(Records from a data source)
=====
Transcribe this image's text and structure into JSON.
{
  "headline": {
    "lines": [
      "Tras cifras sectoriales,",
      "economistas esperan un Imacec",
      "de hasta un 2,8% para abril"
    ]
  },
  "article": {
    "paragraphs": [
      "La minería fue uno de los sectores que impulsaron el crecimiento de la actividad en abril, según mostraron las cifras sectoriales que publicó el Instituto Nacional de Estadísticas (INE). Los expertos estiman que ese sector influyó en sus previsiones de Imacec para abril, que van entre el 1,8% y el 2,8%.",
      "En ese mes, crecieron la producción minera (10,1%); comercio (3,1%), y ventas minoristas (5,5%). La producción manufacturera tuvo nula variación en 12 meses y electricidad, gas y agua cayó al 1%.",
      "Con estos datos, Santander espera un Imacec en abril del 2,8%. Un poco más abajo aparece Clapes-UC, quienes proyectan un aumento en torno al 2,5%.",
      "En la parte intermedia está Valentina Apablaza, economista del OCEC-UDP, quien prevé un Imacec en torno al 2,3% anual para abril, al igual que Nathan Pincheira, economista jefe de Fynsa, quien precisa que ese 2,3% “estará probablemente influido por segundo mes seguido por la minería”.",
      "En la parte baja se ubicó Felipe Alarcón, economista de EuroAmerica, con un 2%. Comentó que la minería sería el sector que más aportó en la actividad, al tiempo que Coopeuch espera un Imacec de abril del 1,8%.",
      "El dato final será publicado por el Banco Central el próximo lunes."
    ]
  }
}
=====
▶ **Given problem**: Copy each line from the records above that includes the string "minería".

▶ **The answer**:
      "La minería fue uno de los sectores que impulsaron el crecimiento de la actividad en abril, según mostraron las cifras sectoriales que publicó el Instituto Nacional de Estadísticas (INE). Los expertos estiman que ese sector influyó en sus previsiones de Imacec para abril, que van entre el 1,8% y el 2,8%.",
      "En la parte intermedia está Valentina Apablaza, economista del OCEC-UDP, quien prevé un Imacec en torno al 2,3% anual para abril, al igual que Nathan Pincheira, economista jefe de Fynsa, quien precisa que ese 2,3% “estará probablemente influido por segundo mes seguido por la minería”.",
      "En la parte baja se ubicó Felipe Alarcón, economista de EuroAmerica, con un 2%. Comentó que la minería sería el sector que más aportó en la actividad, al tiempo que Coopeuch espera un Imacec de abril del 1,8%.",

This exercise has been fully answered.